[begin ENTRIES SHOWN]

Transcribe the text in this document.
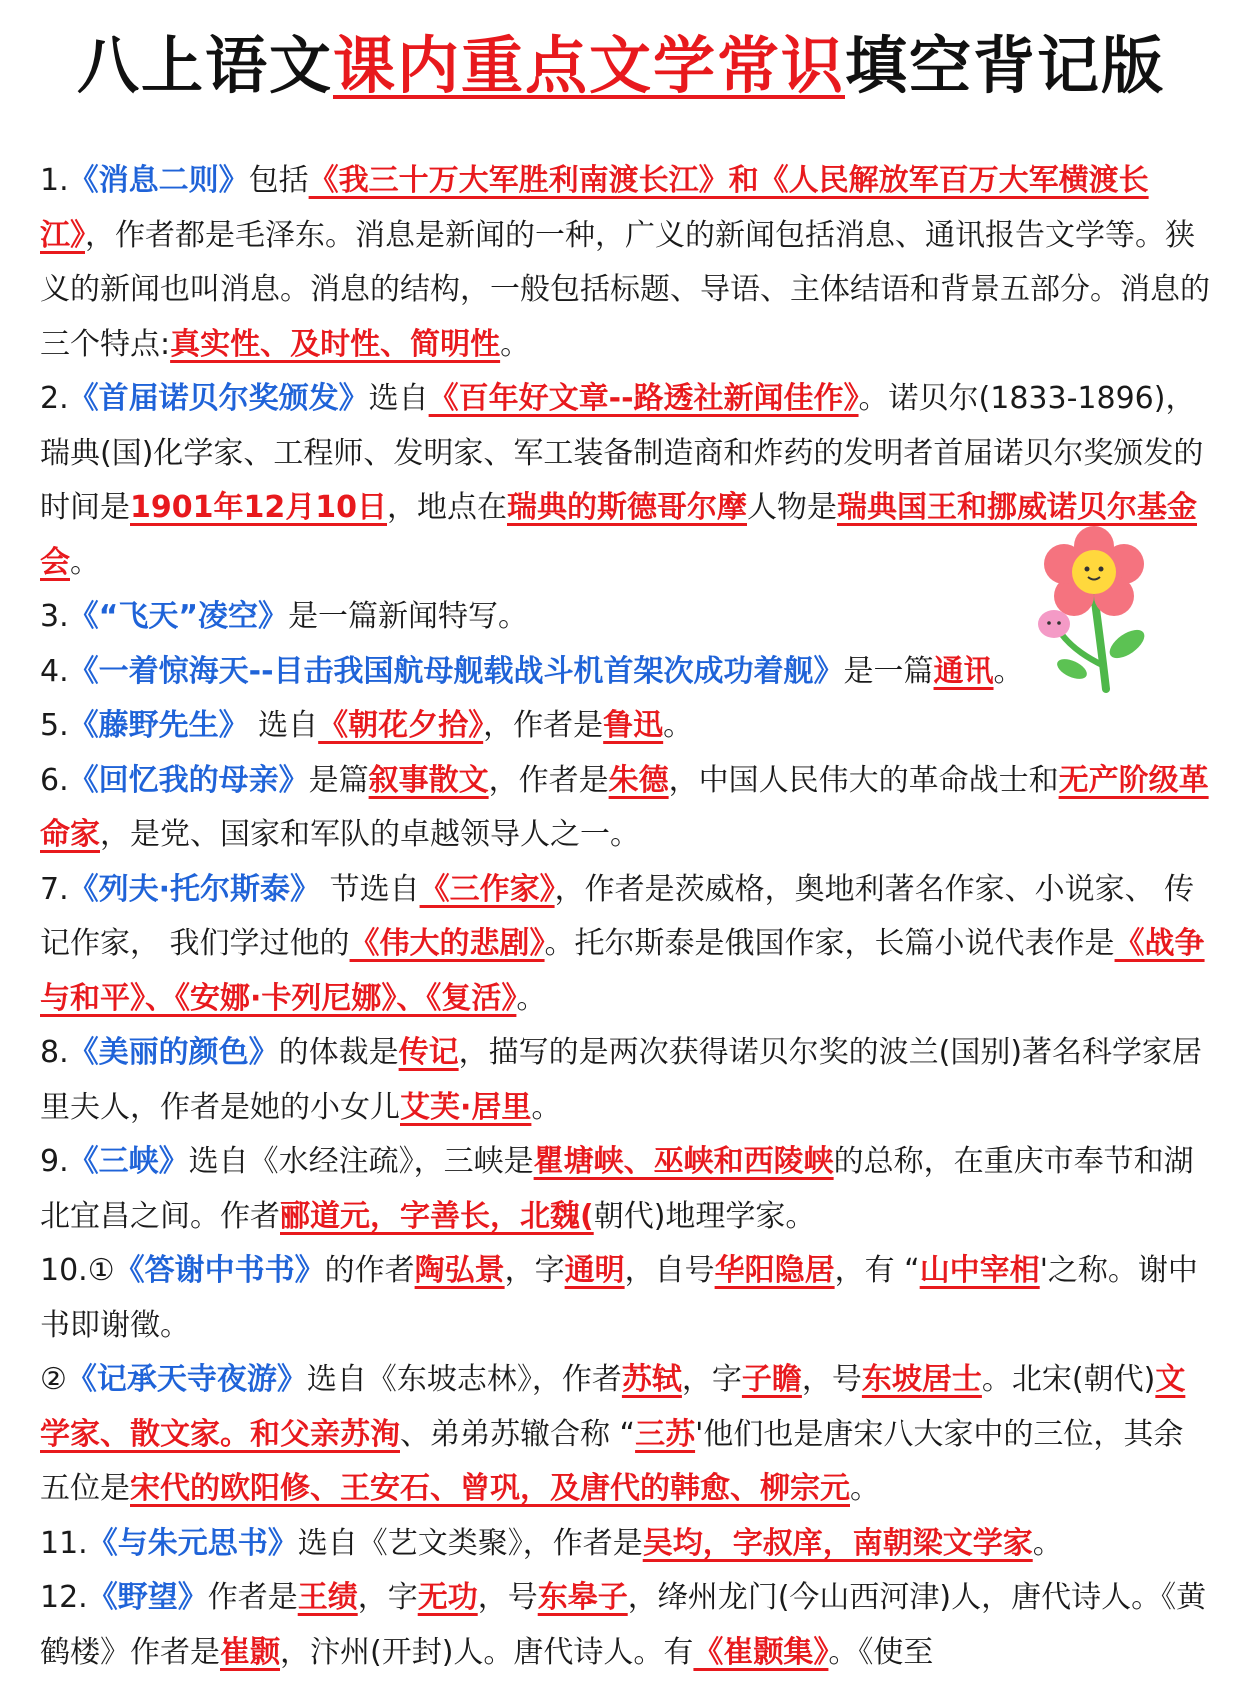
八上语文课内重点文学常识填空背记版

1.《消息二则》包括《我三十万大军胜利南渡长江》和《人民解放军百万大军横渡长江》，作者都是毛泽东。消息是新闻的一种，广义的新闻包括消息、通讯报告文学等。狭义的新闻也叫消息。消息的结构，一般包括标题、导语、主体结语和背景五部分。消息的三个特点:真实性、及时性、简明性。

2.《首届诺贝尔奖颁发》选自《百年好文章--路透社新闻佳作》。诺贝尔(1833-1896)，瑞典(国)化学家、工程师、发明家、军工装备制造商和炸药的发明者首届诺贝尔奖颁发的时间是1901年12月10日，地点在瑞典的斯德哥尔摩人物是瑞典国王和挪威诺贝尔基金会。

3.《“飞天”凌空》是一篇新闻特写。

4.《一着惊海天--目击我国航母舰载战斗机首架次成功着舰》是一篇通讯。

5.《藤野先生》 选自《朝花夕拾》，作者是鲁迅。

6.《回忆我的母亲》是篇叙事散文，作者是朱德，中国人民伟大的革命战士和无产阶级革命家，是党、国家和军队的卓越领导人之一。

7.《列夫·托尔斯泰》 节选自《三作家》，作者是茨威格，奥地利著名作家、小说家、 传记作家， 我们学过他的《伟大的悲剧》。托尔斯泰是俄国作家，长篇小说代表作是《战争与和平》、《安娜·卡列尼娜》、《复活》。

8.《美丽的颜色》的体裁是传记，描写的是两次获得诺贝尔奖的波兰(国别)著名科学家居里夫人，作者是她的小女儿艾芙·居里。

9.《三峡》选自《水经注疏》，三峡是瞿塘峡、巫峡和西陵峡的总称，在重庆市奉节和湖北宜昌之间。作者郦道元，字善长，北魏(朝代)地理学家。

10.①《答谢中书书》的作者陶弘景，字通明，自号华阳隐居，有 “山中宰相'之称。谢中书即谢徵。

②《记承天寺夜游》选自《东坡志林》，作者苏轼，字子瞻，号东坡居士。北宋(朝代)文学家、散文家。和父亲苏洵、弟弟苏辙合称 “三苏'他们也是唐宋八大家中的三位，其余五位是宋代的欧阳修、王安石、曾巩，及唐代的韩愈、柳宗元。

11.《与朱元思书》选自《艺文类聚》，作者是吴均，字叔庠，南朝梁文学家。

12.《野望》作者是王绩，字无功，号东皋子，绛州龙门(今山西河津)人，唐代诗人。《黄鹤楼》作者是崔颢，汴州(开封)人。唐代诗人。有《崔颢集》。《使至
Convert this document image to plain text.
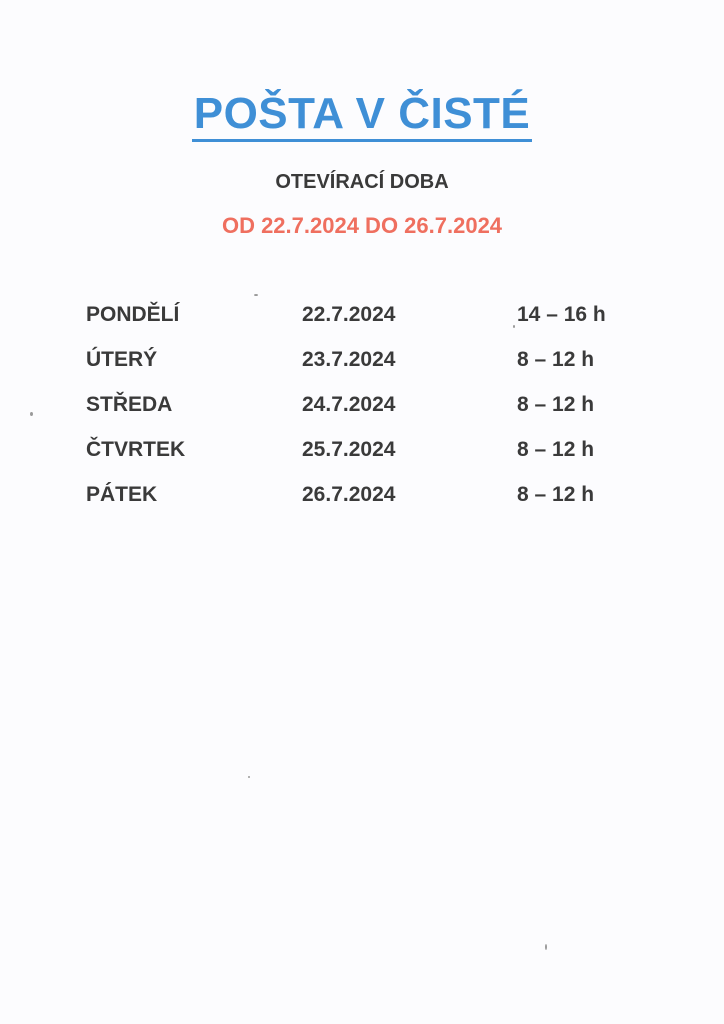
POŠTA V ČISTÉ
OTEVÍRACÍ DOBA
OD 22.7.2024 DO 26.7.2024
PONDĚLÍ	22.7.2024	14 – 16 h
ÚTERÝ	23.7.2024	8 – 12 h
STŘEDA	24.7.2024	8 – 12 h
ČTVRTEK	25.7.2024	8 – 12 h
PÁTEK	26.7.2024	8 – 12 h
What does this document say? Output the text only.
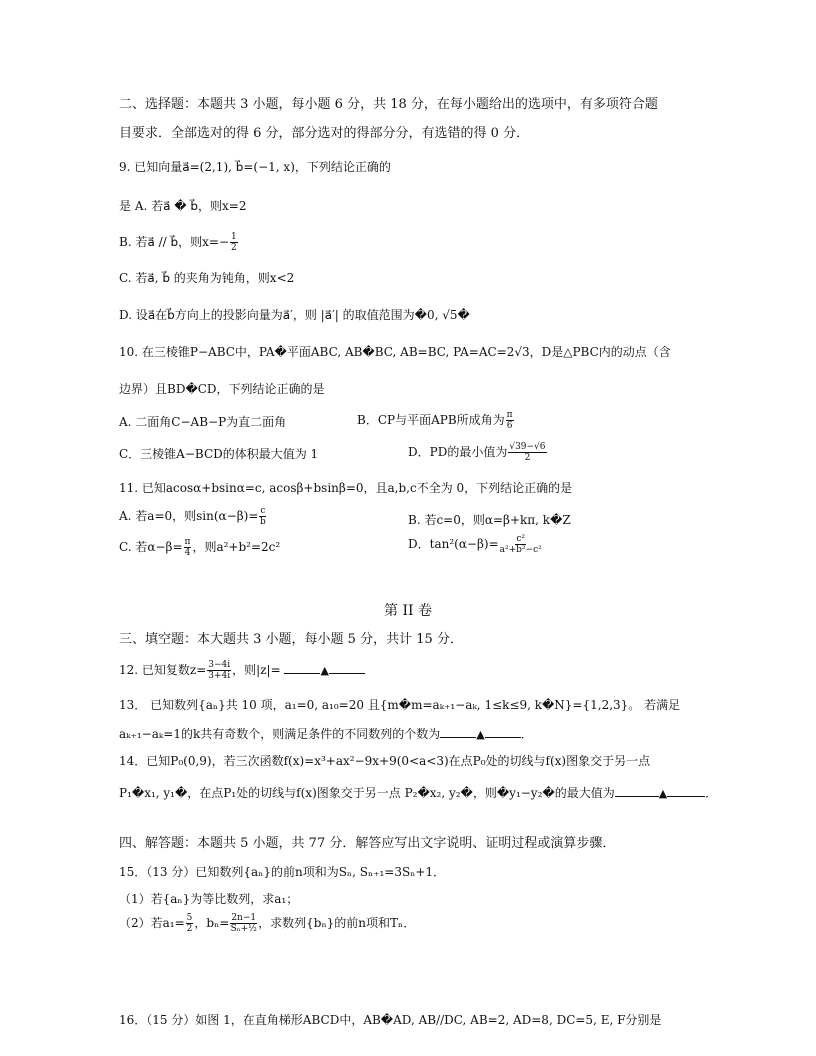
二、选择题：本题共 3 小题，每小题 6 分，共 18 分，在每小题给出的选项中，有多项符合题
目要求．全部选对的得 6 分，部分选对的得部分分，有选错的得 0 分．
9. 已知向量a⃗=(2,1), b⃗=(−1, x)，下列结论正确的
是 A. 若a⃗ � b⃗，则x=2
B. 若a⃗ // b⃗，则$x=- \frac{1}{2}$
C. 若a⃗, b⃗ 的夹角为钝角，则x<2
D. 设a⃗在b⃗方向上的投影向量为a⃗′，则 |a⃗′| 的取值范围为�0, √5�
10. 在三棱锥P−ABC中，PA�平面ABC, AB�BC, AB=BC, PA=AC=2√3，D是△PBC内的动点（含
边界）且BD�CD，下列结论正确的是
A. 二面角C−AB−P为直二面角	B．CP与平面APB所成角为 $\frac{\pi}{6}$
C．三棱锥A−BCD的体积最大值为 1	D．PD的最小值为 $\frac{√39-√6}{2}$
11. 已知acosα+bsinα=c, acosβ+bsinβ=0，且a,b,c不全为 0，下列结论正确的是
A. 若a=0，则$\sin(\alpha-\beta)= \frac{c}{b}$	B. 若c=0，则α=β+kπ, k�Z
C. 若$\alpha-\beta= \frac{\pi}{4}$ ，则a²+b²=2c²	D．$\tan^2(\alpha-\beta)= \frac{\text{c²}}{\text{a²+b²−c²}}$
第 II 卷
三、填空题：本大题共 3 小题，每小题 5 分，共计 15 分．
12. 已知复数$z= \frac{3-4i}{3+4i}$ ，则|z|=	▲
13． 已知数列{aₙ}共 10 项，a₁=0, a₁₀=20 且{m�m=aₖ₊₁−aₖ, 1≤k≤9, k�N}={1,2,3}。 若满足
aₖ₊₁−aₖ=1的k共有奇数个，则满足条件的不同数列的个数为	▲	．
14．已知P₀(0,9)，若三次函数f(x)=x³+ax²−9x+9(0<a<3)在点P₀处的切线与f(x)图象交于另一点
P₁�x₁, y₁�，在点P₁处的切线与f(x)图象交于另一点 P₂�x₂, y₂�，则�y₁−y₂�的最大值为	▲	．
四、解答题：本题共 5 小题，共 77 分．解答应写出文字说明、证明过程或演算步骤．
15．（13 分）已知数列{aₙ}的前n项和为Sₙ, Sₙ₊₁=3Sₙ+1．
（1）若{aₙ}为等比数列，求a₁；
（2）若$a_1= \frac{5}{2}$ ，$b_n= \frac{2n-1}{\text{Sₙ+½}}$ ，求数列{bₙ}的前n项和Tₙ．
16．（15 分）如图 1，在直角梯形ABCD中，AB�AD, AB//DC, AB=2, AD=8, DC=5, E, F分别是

[end ENTRIES SHOWN]

WHAT IS ASKED:
Quote each entry above verbatim and drop the pictures.

RESULT:
Transcribe the text in this document.
八上语文课内重点文学常识填空背记版

1.《消息二则》包括《我三十万大军胜利南渡长江》和《人民解放军百万大军横渡长江》，作者都是毛泽东。消息是新闻的一种，广义的新闻包括消息、通讯报告文学等。狭义的新闻也叫消息。消息的结构，一般包括标题、导语、主体结语和背景五部分。消息的三个特点:真实性、及时性、简明性。

2.《首届诺贝尔奖颁发》选自《百年好文章--路透社新闻佳作》。诺贝尔(1833-1896)，瑞典(国)化学家、工程师、发明家、军工装备制造商和炸药的发明者首届诺贝尔奖颁发的时间是1901年12月10日，地点在瑞典的斯德哥尔摩人物是瑞典国王和挪威诺贝尔基金会。

3.《“飞天”凌空》是一篇新闻特写。

4.《一着惊海天--目击我国航母舰载战斗机首架次成功着舰》是一篇通讯。

5.《藤野先生》 选自《朝花夕拾》，作者是鲁迅。

6.《回忆我的母亲》是篇叙事散文，作者是朱德，中国人民伟大的革命战士和无产阶级革命家，是党、国家和军队的卓越领导人之一。

7.《列夫·托尔斯泰》 节选自《三作家》，作者是茨威格，奥地利著名作家、小说家、 传记作家， 我们学过他的《伟大的悲剧》。托尔斯泰是俄国作家，长篇小说代表作是《战争与和平》、《安娜·卡列尼娜》、《复活》。

8.《美丽的颜色》的体裁是传记，描写的是两次获得诺贝尔奖的波兰(国别)著名科学家居里夫人，作者是她的小女儿艾芙·居里。

9.《三峡》选自《水经注疏》，三峡是瞿塘峡、巫峡和西陵峡的总称，在重庆市奉节和湖北宜昌之间。作者郦道元，字善长，北魏(朝代)地理学家。

10.①《答谢中书书》的作者陶弘景，字通明，自号华阳隐居，有 “山中宰相'之称。谢中书即谢徵。

②《记承天寺夜游》选自《东坡志林》，作者苏轼，字子瞻，号东坡居士。北宋(朝代)文学家、散文家。和父亲苏洵、弟弟苏辙合称 “三苏'他们也是唐宋八大家中的三位，其余五位是宋代的欧阳修、王安石、曾巩，及唐代的韩愈、柳宗元。

11.《与朱元思书》选自《艺文类聚》，作者是吴均，字叔庠，南朝梁文学家。

12.《野望》作者是王绩，字无功，号东皋子，绛州龙门(今山西河津)人，唐代诗人。《黄鹤楼》作者是崔颢，汴州(开封)人。唐代诗人。有《崔颢集》。《使至
Convert this document image to plain text.
POŠTA V ČISTÉ
OTEVÍRACÍ DOBA
OD 22.7.2024 DO 26.7.2024
PONDĚLÍ	22.7.2024	14 – 16 h
ÚTERÝ	23.7.2024	8 – 12 h
STŘEDA	24.7.2024	8 – 12 h
ČTVRTEK	25.7.2024	8 – 12 h
PÁTEK	26.7.2024	8 – 12 h
What does this document say? Output the text only.
二、选择题：本题共 3 小题，每小题 6 分，共 18 分，在每小题给出的选项中，有多项符合题
目要求．全部选对的得 6 分，部分选对的得部分分，有选错的得 0 分．
9. 已知向量a⃗=(2,1), b⃗=(−1, x)，下列结论正确的
是 A. 若a⃗ � b⃗，则x=2
B. 若a⃗ // b⃗，则$x=- \frac{1}{2}$
C. 若a⃗, b⃗ 的夹角为钝角，则x<2
D. 设a⃗在b⃗方向上的投影向量为a⃗′，则 |a⃗′| 的取值范围为�0, √5�
10. 在三棱锥P−ABC中，PA�平面ABC, AB�BC, AB=BC, PA=AC=2√3，D是△PBC内的动点（含
边界）且BD�CD，下列结论正确的是
A. 二面角C−AB−P为直二面角	B．CP与平面APB所成角为 $\frac{\pi}{6}$
C．三棱锥A−BCD的体积最大值为 1	D．PD的最小值为 $\frac{√39-√6}{2}$
11. 已知acosα+bsinα=c, acosβ+bsinβ=0，且a,b,c不全为 0，下列结论正确的是
A. 若a=0，则$\sin(\alpha-\beta)= \frac{c}{b}$	B. 若c=0，则α=β+kπ, k�Z
C. 若$\alpha-\beta= \frac{\pi}{4}$ ，则a²+b²=2c²	D．$\tan^2(\alpha-\beta)= \frac{\text{c²}}{\text{a²+b²−c²}}$
第 II 卷
三、填空题：本大题共 3 小题，每小题 5 分，共计 15 分．
12. 已知复数$z= \frac{3-4i}{3+4i}$ ，则|z|=	▲
13． 已知数列{aₙ}共 10 项，a₁=0, a₁₀=20 且{m�m=aₖ₊₁−aₖ, 1≤k≤9, k�N}={1,2,3}。 若满足
aₖ₊₁−aₖ=1的k共有奇数个，则满足条件的不同数列的个数为	▲	．
14．已知P₀(0,9)，若三次函数f(x)=x³+ax²−9x+9(0<a<3)在点P₀处的切线与f(x)图象交于另一点
P₁�x₁, y₁�，在点P₁处的切线与f(x)图象交于另一点 P₂�x₂, y₂�，则�y₁−y₂�的最大值为	▲	．
四、解答题：本题共 5 小题，共 77 分．解答应写出文字说明、证明过程或演算步骤．
15．（13 分）已知数列{aₙ}的前n项和为Sₙ, Sₙ₊₁=3Sₙ+1．
（1）若{aₙ}为等比数列，求a₁；
（2）若$a_1= \frac{5}{2}$ ，$b_n= \frac{2n-1}{\text{Sₙ+½}}$ ，求数列{bₙ}的前n项和Tₙ．
16．（15 分）如图 1，在直角梯形ABCD中，AB�AD, AB//DC, AB=2, AD=8, DC=5, E, F分别是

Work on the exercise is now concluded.